WORK TO COMPLETE:
Copy out the records precisely, omitting pictures.

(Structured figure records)
##########

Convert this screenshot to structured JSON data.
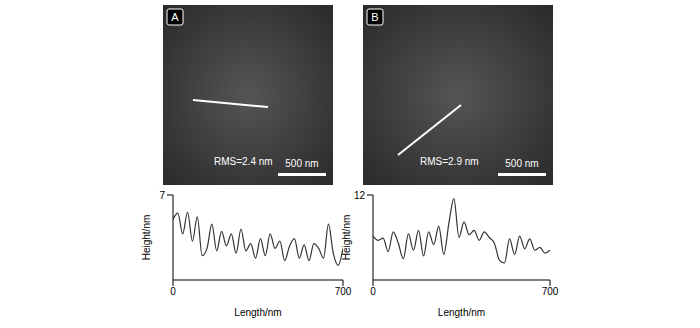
{
  "chart_data": [
    {
      "type": "line",
      "panel": "A",
      "annotations": [
        "RMS=2.4 nm",
        "500 nm"
      ],
      "x_label": "Length/nm",
      "y_label": "Height/nm",
      "x": [
        0,
        20,
        40,
        60,
        80,
        100,
        120,
        140,
        160,
        180,
        200,
        220,
        240,
        260,
        280,
        300,
        320,
        340,
        360,
        380,
        400,
        420,
        440,
        460,
        480,
        500,
        520,
        540,
        560,
        580,
        600,
        620,
        640,
        660,
        680,
        700
      ],
      "values": [
        5.0,
        5.5,
        3.8,
        5.6,
        3.2,
        5.2,
        2.0,
        2.6,
        4.6,
        2.4,
        4.0,
        2.8,
        3.8,
        2.2,
        4.2,
        2.4,
        3.0,
        1.8,
        3.4,
        2.0,
        3.8,
        2.6,
        3.2,
        1.6,
        2.8,
        3.4,
        1.8,
        2.9,
        1.6,
        3.0,
        2.6,
        1.8,
        4.6,
        2.2,
        1.2,
        2.6
      ],
      "color": "#333333",
      "xlim": [
        0,
        700
      ],
      "xticks": [
        0,
        700
      ],
      "ylim": [
        0,
        7
      ],
      "yticks": [
        7
      ]
    },
    {
      "type": "line",
      "panel": "B",
      "annotations": [
        "RMS=2.9 nm",
        "500 nm"
      ],
      "x_label": "Length/nm",
      "y_label": "Height/nm",
      "x": [
        0,
        20,
        40,
        60,
        80,
        100,
        120,
        140,
        160,
        180,
        200,
        220,
        240,
        260,
        280,
        300,
        320,
        340,
        360,
        380,
        400,
        420,
        440,
        460,
        480,
        500,
        520,
        540,
        560,
        580,
        600,
        620,
        640,
        660,
        680,
        700
      ],
      "values": [
        6.2,
        5.6,
        5.9,
        4.0,
        6.8,
        5.2,
        3.0,
        6.5,
        4.2,
        7.0,
        3.4,
        6.8,
        5.0,
        7.6,
        3.6,
        8.0,
        11.5,
        6.0,
        8.2,
        6.4,
        7.0,
        5.6,
        6.8,
        6.0,
        5.2,
        2.8,
        2.4,
        5.8,
        3.6,
        6.2,
        4.4,
        5.8,
        4.2,
        4.6,
        3.8,
        4.2
      ],
      "color": "#333333",
      "xlim": [
        0,
        700
      ],
      "xticks": [
        0,
        700
      ],
      "ylim": [
        0,
        12
      ],
      "yticks": [
        12
      ]
    }
  ]
}
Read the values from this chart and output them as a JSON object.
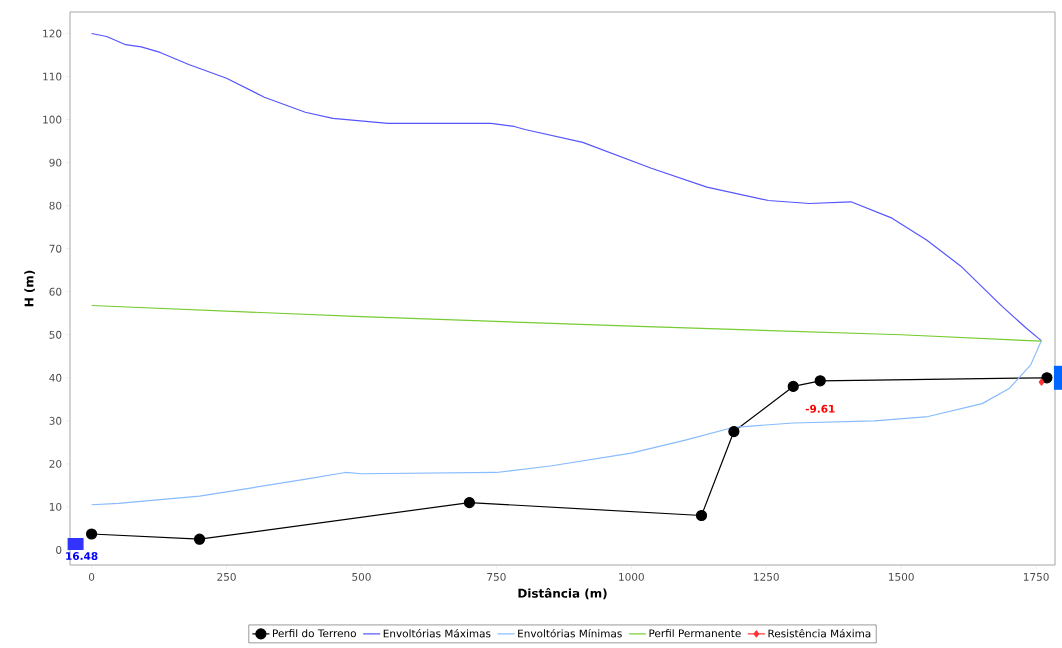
{
  "chart_data": {
    "type": "line",
    "xlabel": "Distância (m)",
    "ylabel": "H (m)",
    "xlim": [
      -40,
      1785
    ],
    "ylim": [
      -3.5,
      125
    ],
    "xticks": [
      0,
      250,
      500,
      750,
      1000,
      1250,
      1500,
      1750
    ],
    "yticks": [
      0,
      10,
      20,
      30,
      40,
      50,
      60,
      70,
      80,
      90,
      100,
      110,
      120
    ],
    "legend": "bottom",
    "series": [
      {
        "name": "Perfil do Terreno",
        "color": "#000000",
        "marker": "circle",
        "x": [
          0,
          200,
          700,
          1130,
          1190,
          1300,
          1350,
          1770
        ],
        "values": [
          3.7,
          2.5,
          11,
          8,
          27.5,
          38,
          39.3,
          40
        ]
      },
      {
        "name": "Envoltórias Máximas",
        "color": "#5555ff",
        "marker": "none",
        "x": [
          0,
          28,
          63,
          92,
          127,
          180,
          250,
          320,
          396,
          447,
          549,
          740,
          783,
          803,
          910,
          1037,
          1140,
          1254,
          1330,
          1407,
          1483,
          1547,
          1610,
          1687,
          1732,
          1759
        ],
        "values": [
          120,
          119.3,
          117.4,
          116.9,
          115.6,
          112.8,
          109.6,
          105.2,
          101.7,
          100.3,
          99.1,
          99.1,
          98.4,
          97.7,
          94.7,
          88.7,
          84.3,
          81.2,
          80.5,
          80.9,
          77.1,
          72,
          66,
          56.6,
          51.5,
          48.7
        ]
      },
      {
        "name": "Envoltórias Mínimas",
        "color": "#88bbff",
        "marker": "none",
        "x": [
          0,
          50,
          200,
          300,
          400,
          470,
          500,
          750,
          850,
          1000,
          1100,
          1190,
          1300,
          1450,
          1550,
          1650,
          1700,
          1740,
          1760
        ],
        "values": [
          10.5,
          10.8,
          12.5,
          14.5,
          16.5,
          18,
          17.7,
          18,
          19.5,
          22.5,
          25.5,
          28.5,
          29.5,
          30,
          31,
          34,
          37.5,
          43,
          48.7
        ]
      },
      {
        "name": "Perfil Permanente",
        "color": "#77cc33",
        "marker": "none",
        "x": [
          0,
          500,
          1000,
          1500,
          1760
        ],
        "values": [
          56.8,
          54.2,
          52,
          50,
          48.5
        ]
      },
      {
        "name": "Resistência Máxima",
        "color": "#ff3333",
        "marker": "diamond",
        "x": [
          1760
        ],
        "values": [
          39
        ]
      }
    ],
    "annotations": [
      "-9.61",
      "16.48"
    ]
  }
}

##########

EXERCISE RESPONSE:
Convert this screenshot to structured JSON data.
{
  "chart_data": [
    {
      "type": "line",
      "panel": "A",
      "annotations": [
        "RMS=2.4 nm",
        "500 nm"
      ],
      "x_label": "Length/nm",
      "y_label": "Height/nm",
      "x": [
        0,
        20,
        40,
        60,
        80,
        100,
        120,
        140,
        160,
        180,
        200,
        220,
        240,
        260,
        280,
        300,
        320,
        340,
        360,
        380,
        400,
        420,
        440,
        460,
        480,
        500,
        520,
        540,
        560,
        580,
        600,
        620,
        640,
        660,
        680,
        700
      ],
      "values": [
        5.0,
        5.5,
        3.8,
        5.6,
        3.2,
        5.2,
        2.0,
        2.6,
        4.6,
        2.4,
        4.0,
        2.8,
        3.8,
        2.2,
        4.2,
        2.4,
        3.0,
        1.8,
        3.4,
        2.0,
        3.8,
        2.6,
        3.2,
        1.6,
        2.8,
        3.4,
        1.8,
        2.9,
        1.6,
        3.0,
        2.6,
        1.8,
        4.6,
        2.2,
        1.2,
        2.6
      ],
      "color": "#333333",
      "xlim": [
        0,
        700
      ],
      "xticks": [
        0,
        700
      ],
      "ylim": [
        0,
        7
      ],
      "yticks": [
        7
      ]
    },
    {
      "type": "line",
      "panel": "B",
      "annotations": [
        "RMS=2.9 nm",
        "500 nm"
      ],
      "x_label": "Length/nm",
      "y_label": "Height/nm",
      "x": [
        0,
        20,
        40,
        60,
        80,
        100,
        120,
        140,
        160,
        180,
        200,
        220,
        240,
        260,
        280,
        300,
        320,
        340,
        360,
        380,
        400,
        420,
        440,
        460,
        480,
        500,
        520,
        540,
        560,
        580,
        600,
        620,
        640,
        660,
        680,
        700
      ],
      "values": [
        6.2,
        5.6,
        5.9,
        4.0,
        6.8,
        5.2,
        3.0,
        6.5,
        4.2,
        7.0,
        3.4,
        6.8,
        5.0,
        7.6,
        3.6,
        8.0,
        11.5,
        6.0,
        8.2,
        6.4,
        7.0,
        5.6,
        6.8,
        6.0,
        5.2,
        2.8,
        2.4,
        5.8,
        3.6,
        6.2,
        4.4,
        5.8,
        4.2,
        4.6,
        3.8,
        4.2
      ],
      "color": "#333333",
      "xlim": [
        0,
        700
      ],
      "xticks": [
        0,
        700
      ],
      "ylim": [
        0,
        12
      ],
      "yticks": [
        12
      ]
    }
  ]
}
Read the values from this chart and output them as a JSON object.
{
  "chart_data": {
    "type": "line",
    "xlabel": "Distância (m)",
    "ylabel": "H (m)",
    "xlim": [
      -40,
      1785
    ],
    "ylim": [
      -3.5,
      125
    ],
    "xticks": [
      0,
      250,
      500,
      750,
      1000,
      1250,
      1500,
      1750
    ],
    "yticks": [
      0,
      10,
      20,
      30,
      40,
      50,
      60,
      70,
      80,
      90,
      100,
      110,
      120
    ],
    "legend": "bottom",
    "series": [
      {
        "name": "Perfil do Terreno",
        "color": "#000000",
        "marker": "circle",
        "x": [
          0,
          200,
          700,
          1130,
          1190,
          1300,
          1350,
          1770
        ],
        "values": [
          3.7,
          2.5,
          11,
          8,
          27.5,
          38,
          39.3,
          40
        ]
      },
      {
        "name": "Envoltórias Máximas",
        "color": "#5555ff",
        "marker": "none",
        "x": [
          0,
          28,
          63,
          92,
          127,
          180,
          250,
          320,
          396,
          447,
          549,
          740,
          783,
          803,
          910,
          1037,
          1140,
          1254,
          1330,
          1407,
          1483,
          1547,
          1610,
          1687,
          1732,
          1759
        ],
        "values": [
          120,
          119.3,
          117.4,
          116.9,
          115.6,
          112.8,
          109.6,
          105.2,
          101.7,
          100.3,
          99.1,
          99.1,
          98.4,
          97.7,
          94.7,
          88.7,
          84.3,
          81.2,
          80.5,
          80.9,
          77.1,
          72,
          66,
          56.6,
          51.5,
          48.7
        ]
      },
      {
        "name": "Envoltórias Mínimas",
        "color": "#88bbff",
        "marker": "none",
        "x": [
          0,
          50,
          200,
          300,
          400,
          470,
          500,
          750,
          850,
          1000,
          1100,
          1190,
          1300,
          1450,
          1550,
          1650,
          1700,
          1740,
          1760
        ],
        "values": [
          10.5,
          10.8,
          12.5,
          14.5,
          16.5,
          18,
          17.7,
          18,
          19.5,
          22.5,
          25.5,
          28.5,
          29.5,
          30,
          31,
          34,
          37.5,
          43,
          48.7
        ]
      },
      {
        "name": "Perfil Permanente",
        "color": "#77cc33",
        "marker": "none",
        "x": [
          0,
          500,
          1000,
          1500,
          1760
        ],
        "values": [
          56.8,
          54.2,
          52,
          50,
          48.5
        ]
      },
      {
        "name": "Resistência Máxima",
        "color": "#ff3333",
        "marker": "diamond",
        "x": [
          1760
        ],
        "values": [
          39
        ]
      }
    ],
    "annotations": [
      "-9.61",
      "16.48"
    ]
  }
}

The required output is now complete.